▶ [Goal of the exercise] Each record below is to be copied word for word, with pictures removed.
>> begin Data supplied
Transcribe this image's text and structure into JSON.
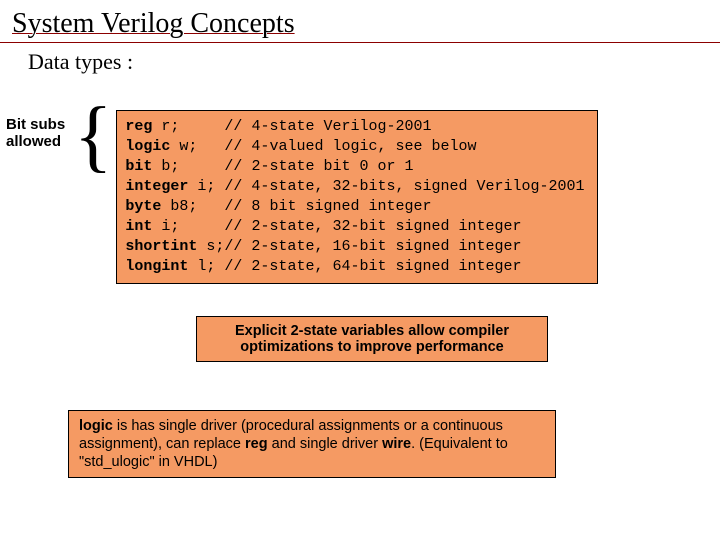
{
  "title": "System Verilog Concepts",
  "subtitle": "Data types :",
  "sideLabel": "Bit subs allowed",
  "code": {
    "lines": [
      {
        "kw": "reg",
        "decl": " r;     ",
        "cmt": "// 4-state Verilog-2001"
      },
      {
        "kw": "logic",
        "decl": " w;   ",
        "cmt": "// 4-valued logic, see below"
      },
      {
        "kw": "bit",
        "decl": " b;     ",
        "cmt": "// 2-state bit 0 or 1"
      },
      {
        "kw": "integer",
        "decl": " i; ",
        "cmt": "// 4-state, 32-bits, signed Verilog-2001"
      },
      {
        "kw": "byte",
        "decl": " b8;   ",
        "cmt": "// 8 bit signed integer"
      },
      {
        "kw": "int",
        "decl": " i;     ",
        "cmt": "// 2-state, 32-bit signed integer"
      },
      {
        "kw": "shortint",
        "decl": " s;",
        "cmt": "// 2-state, 16-bit signed integer"
      },
      {
        "kw": "longint",
        "decl": " l; ",
        "cmt": "// 2-state, 64-bit signed integer"
      }
    ]
  },
  "callout1": "Explicit 2-state variables allow compiler optimizations to improve performance",
  "callout2": {
    "b1": "logic",
    "t1": " is has single driver (procedural assignments or a continuous assignment), can replace ",
    "b2": "reg",
    "t2": " and single driver ",
    "b3": "wire",
    "t3": ". (Equivalent to \"std_ulogic\" in VHDL)"
  }
}
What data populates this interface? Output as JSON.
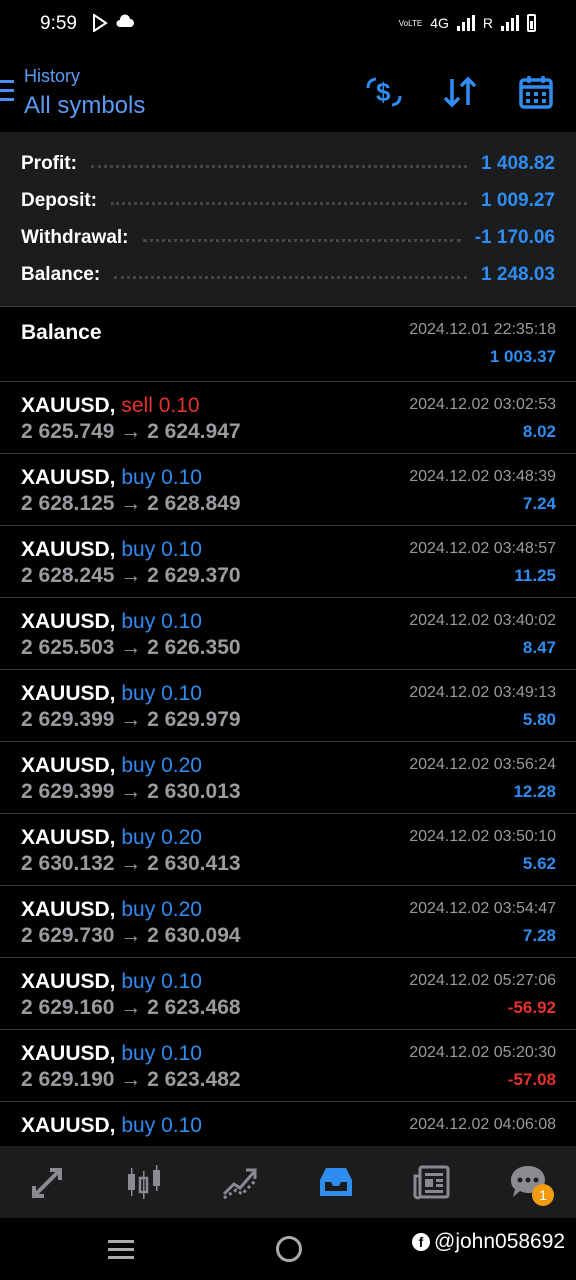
{
  "status_bar": {
    "time": "9:59",
    "network": "4G",
    "roaming": "R",
    "volte": "VoLTE"
  },
  "header": {
    "subtitle": "History",
    "title": "All symbols"
  },
  "icons": {
    "menu": "menu-icon",
    "currency": "dollar-exchange-icon",
    "sort": "sort-icon",
    "calendar": "calendar-icon"
  },
  "summary": [
    {
      "label": "Profit:",
      "value": "1 408.82"
    },
    {
      "label": "Deposit:",
      "value": "1 009.27"
    },
    {
      "label": "Withdrawal:",
      "value": "-1 170.06"
    },
    {
      "label": "Balance:",
      "value": "1 248.03"
    }
  ],
  "balance_entry": {
    "label": "Balance",
    "datetime": "2024.12.01 22:35:18",
    "amount": "1 003.37"
  },
  "trades": [
    {
      "symbol": "XAUUSD,",
      "side": "sell",
      "volume": "0.10",
      "open": "2 625.749",
      "close": "2 624.947",
      "datetime": "2024.12.02 03:02:53",
      "profit": "8.02",
      "profit_sign": "pos"
    },
    {
      "symbol": "XAUUSD,",
      "side": "buy",
      "volume": "0.10",
      "open": "2 628.125",
      "close": "2 628.849",
      "datetime": "2024.12.02 03:48:39",
      "profit": "7.24",
      "profit_sign": "pos"
    },
    {
      "symbol": "XAUUSD,",
      "side": "buy",
      "volume": "0.10",
      "open": "2 628.245",
      "close": "2 629.370",
      "datetime": "2024.12.02 03:48:57",
      "profit": "11.25",
      "profit_sign": "pos"
    },
    {
      "symbol": "XAUUSD,",
      "side": "buy",
      "volume": "0.10",
      "open": "2 625.503",
      "close": "2 626.350",
      "datetime": "2024.12.02 03:40:02",
      "profit": "8.47",
      "profit_sign": "pos"
    },
    {
      "symbol": "XAUUSD,",
      "side": "buy",
      "volume": "0.10",
      "open": "2 629.399",
      "close": "2 629.979",
      "datetime": "2024.12.02 03:49:13",
      "profit": "5.80",
      "profit_sign": "pos"
    },
    {
      "symbol": "XAUUSD,",
      "side": "buy",
      "volume": "0.20",
      "open": "2 629.399",
      "close": "2 630.013",
      "datetime": "2024.12.02 03:56:24",
      "profit": "12.28",
      "profit_sign": "pos"
    },
    {
      "symbol": "XAUUSD,",
      "side": "buy",
      "volume": "0.20",
      "open": "2 630.132",
      "close": "2 630.413",
      "datetime": "2024.12.02 03:50:10",
      "profit": "5.62",
      "profit_sign": "pos"
    },
    {
      "symbol": "XAUUSD,",
      "side": "buy",
      "volume": "0.20",
      "open": "2 629.730",
      "close": "2 630.094",
      "datetime": "2024.12.02 03:54:47",
      "profit": "7.28",
      "profit_sign": "pos"
    },
    {
      "symbol": "XAUUSD,",
      "side": "buy",
      "volume": "0.10",
      "open": "2 629.160",
      "close": "2 623.468",
      "datetime": "2024.12.02 05:27:06",
      "profit": "-56.92",
      "profit_sign": "neg"
    },
    {
      "symbol": "XAUUSD,",
      "side": "buy",
      "volume": "0.10",
      "open": "2 629.190",
      "close": "2 623.482",
      "datetime": "2024.12.02 05:20:30",
      "profit": "-57.08",
      "profit_sign": "neg"
    },
    {
      "symbol": "XAUUSD,",
      "side": "buy",
      "volume": "0.10",
      "open": "",
      "close": "",
      "datetime": "2024.12.02 04:06:08",
      "profit": "",
      "profit_sign": "pos"
    }
  ],
  "arrow": "→",
  "bottom_nav": [
    {
      "name": "quotes-icon",
      "active": false
    },
    {
      "name": "chart-candles-icon",
      "active": false
    },
    {
      "name": "trade-icon",
      "active": false
    },
    {
      "name": "history-inbox-icon",
      "active": true
    },
    {
      "name": "news-icon",
      "active": false
    },
    {
      "name": "messages-icon",
      "active": false,
      "badge": "1"
    }
  ],
  "colors": {
    "accent": "#2f8cf0",
    "loss": "#e5322d",
    "panel": "#1b1c1e",
    "badge": "#f39c12"
  },
  "watermark": "@john058692"
}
>> end Data supplied
▶ [Solution to this task]
Transcribe this image's text and structure into JSON.
{
  "title": "System Verilog Concepts",
  "subtitle": "Data types :",
  "sideLabel": "Bit subs allowed",
  "code": {
    "lines": [
      {
        "kw": "reg",
        "decl": " r;     ",
        "cmt": "// 4-state Verilog-2001"
      },
      {
        "kw": "logic",
        "decl": " w;   ",
        "cmt": "// 4-valued logic, see below"
      },
      {
        "kw": "bit",
        "decl": " b;     ",
        "cmt": "// 2-state bit 0 or 1"
      },
      {
        "kw": "integer",
        "decl": " i; ",
        "cmt": "// 4-state, 32-bits, signed Verilog-2001"
      },
      {
        "kw": "byte",
        "decl": " b8;   ",
        "cmt": "// 8 bit signed integer"
      },
      {
        "kw": "int",
        "decl": " i;     ",
        "cmt": "// 2-state, 32-bit signed integer"
      },
      {
        "kw": "shortint",
        "decl": " s;",
        "cmt": "// 2-state, 16-bit signed integer"
      },
      {
        "kw": "longint",
        "decl": " l; ",
        "cmt": "// 2-state, 64-bit signed integer"
      }
    ]
  },
  "callout1": "Explicit 2-state variables allow compiler optimizations to improve performance",
  "callout2": {
    "b1": "logic",
    "t1": " is has single driver (procedural assignments or a continuous assignment), can replace ",
    "b2": "reg",
    "t2": " and single driver ",
    "b3": "wire",
    "t3": ". (Equivalent to \"std_ulogic\" in VHDL)"
  }
}
What data populates this interface? Output as JSON.
{
  "status_bar": {
    "time": "9:59",
    "network": "4G",
    "roaming": "R",
    "volte": "VoLTE"
  },
  "header": {
    "subtitle": "History",
    "title": "All symbols"
  },
  "icons": {
    "menu": "menu-icon",
    "currency": "dollar-exchange-icon",
    "sort": "sort-icon",
    "calendar": "calendar-icon"
  },
  "summary": [
    {
      "label": "Profit:",
      "value": "1 408.82"
    },
    {
      "label": "Deposit:",
      "value": "1 009.27"
    },
    {
      "label": "Withdrawal:",
      "value": "-1 170.06"
    },
    {
      "label": "Balance:",
      "value": "1 248.03"
    }
  ],
  "balance_entry": {
    "label": "Balance",
    "datetime": "2024.12.01 22:35:18",
    "amount": "1 003.37"
  },
  "trades": [
    {
      "symbol": "XAUUSD,",
      "side": "sell",
      "volume": "0.10",
      "open": "2 625.749",
      "close": "2 624.947",
      "datetime": "2024.12.02 03:02:53",
      "profit": "8.02",
      "profit_sign": "pos"
    },
    {
      "symbol": "XAUUSD,",
      "side": "buy",
      "volume": "0.10",
      "open": "2 628.125",
      "close": "2 628.849",
      "datetime": "2024.12.02 03:48:39",
      "profit": "7.24",
      "profit_sign": "pos"
    },
    {
      "symbol": "XAUUSD,",
      "side": "buy",
      "volume": "0.10",
      "open": "2 628.245",
      "close": "2 629.370",
      "datetime": "2024.12.02 03:48:57",
      "profit": "11.25",
      "profit_sign": "pos"
    },
    {
      "symbol": "XAUUSD,",
      "side": "buy",
      "volume": "0.10",
      "open": "2 625.503",
      "close": "2 626.350",
      "datetime": "2024.12.02 03:40:02",
      "profit": "8.47",
      "profit_sign": "pos"
    },
    {
      "symbol": "XAUUSD,",
      "side": "buy",
      "volume": "0.10",
      "open": "2 629.399",
      "close": "2 629.979",
      "datetime": "2024.12.02 03:49:13",
      "profit": "5.80",
      "profit_sign": "pos"
    },
    {
      "symbol": "XAUUSD,",
      "side": "buy",
      "volume": "0.20",
      "open": "2 629.399",
      "close": "2 630.013",
      "datetime": "2024.12.02 03:56:24",
      "profit": "12.28",
      "profit_sign": "pos"
    },
    {
      "symbol": "XAUUSD,",
      "side": "buy",
      "volume": "0.20",
      "open": "2 630.132",
      "close": "2 630.413",
      "datetime": "2024.12.02 03:50:10",
      "profit": "5.62",
      "profit_sign": "pos"
    },
    {
      "symbol": "XAUUSD,",
      "side": "buy",
      "volume": "0.20",
      "open": "2 629.730",
      "close": "2 630.094",
      "datetime": "2024.12.02 03:54:47",
      "profit": "7.28",
      "profit_sign": "pos"
    },
    {
      "symbol": "XAUUSD,",
      "side": "buy",
      "volume": "0.10",
      "open": "2 629.160",
      "close": "2 623.468",
      "datetime": "2024.12.02 05:27:06",
      "profit": "-56.92",
      "profit_sign": "neg"
    },
    {
      "symbol": "XAUUSD,",
      "side": "buy",
      "volume": "0.10",
      "open": "2 629.190",
      "close": "2 623.482",
      "datetime": "2024.12.02 05:20:30",
      "profit": "-57.08",
      "profit_sign": "neg"
    },
    {
      "symbol": "XAUUSD,",
      "side": "buy",
      "volume": "0.10",
      "open": "",
      "close": "",
      "datetime": "2024.12.02 04:06:08",
      "profit": "",
      "profit_sign": "pos"
    }
  ],
  "arrow": "→",
  "bottom_nav": [
    {
      "name": "quotes-icon",
      "active": false
    },
    {
      "name": "chart-candles-icon",
      "active": false
    },
    {
      "name": "trade-icon",
      "active": false
    },
    {
      "name": "history-inbox-icon",
      "active": true
    },
    {
      "name": "news-icon",
      "active": false
    },
    {
      "name": "messages-icon",
      "active": false,
      "badge": "1"
    }
  ],
  "colors": {
    "accent": "#2f8cf0",
    "loss": "#e5322d",
    "panel": "#1b1c1e",
    "badge": "#f39c12"
  },
  "watermark": "@john058692"
}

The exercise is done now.